## Problem details
Copy out, from the entries below, each line holding the string "Cardinalis".

## Given data

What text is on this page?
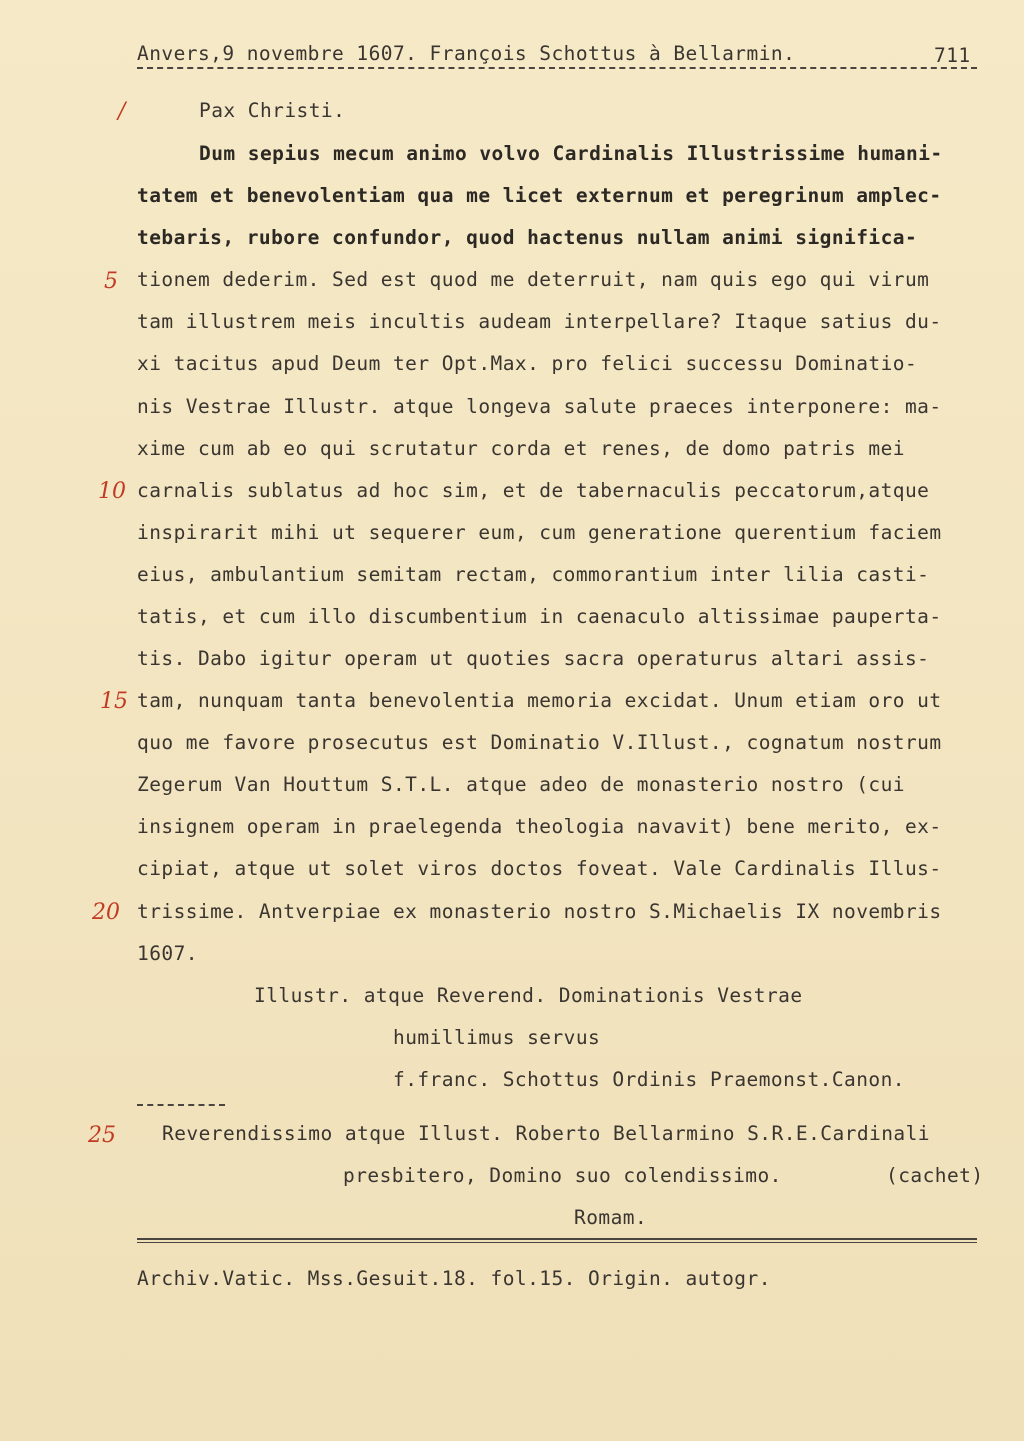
Anvers,9 novembre 1607. François Schottus à Bellarmin.	711
/
5
10
15
20
25
Pax Christi.
Dum sepius mecum animo volvo Cardinalis Illustrissime humani-
tatem et benevolentiam qua me licet externum et peregrinum amplec-
tebaris, rubore confundor, quod hactenus nullam animi significa-
tionem dederim. Sed est quod me deterruit, nam quis ego qui virum
tam illustrem meis incultis audeam interpellare? Itaque satius du-
xi tacitus apud Deum ter Opt.Max. pro felici successu Dominatio-
nis Vestrae Illustr. atque longeva salute praeces interponere: ma-
xime cum ab eo qui scrutatur corda et renes, de domo patris mei
carnalis sublatus ad hoc sim, et de tabernaculis peccatorum,atque
inspirarit mihi ut sequerer eum, cum generatione querentium faciem
eius, ambulantium semitam rectam, commorantium inter lilia casti-
tatis, et cum illo discumbentium in caenaculo altissimae pauperta-
tis. Dabo igitur operam ut quoties sacra operaturus altari assis-
tam, nunquam tanta benevolentia memoria excidat. Unum etiam oro ut
quo me favore prosecutus est Dominatio V.Illust., cognatum nostrum
Zegerum Van Houttum S.T.L. atque adeo de monasterio nostro (cui
insignem operam in praelegenda theologia navavit) bene merito, ex-
cipiat, atque ut solet viros doctos foveat. Vale Cardinalis Illus-
trissime. Antverpiae ex monasterio nostro S.Michaelis IX novembris
1607.
Illustr. atque Reverend. Dominationis Vestrae
humillimus servus
f.franc. Schottus Ordinis Praemonst.Canon.
Reverendissimo atque Illust. Roberto Bellarmino S.R.E.Cardinali
presbitero, Domino suo colendissimo.	(cachet)
Romam.
Archiv.Vatic. Mss.Gesuit.18. fol.15. Origin. autogr.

## The result
Dum sepius mecum animo volvo Cardinalis Illustrissime humani-
cipiat, atque ut solet viros doctos foveat. Vale Cardinalis Illus-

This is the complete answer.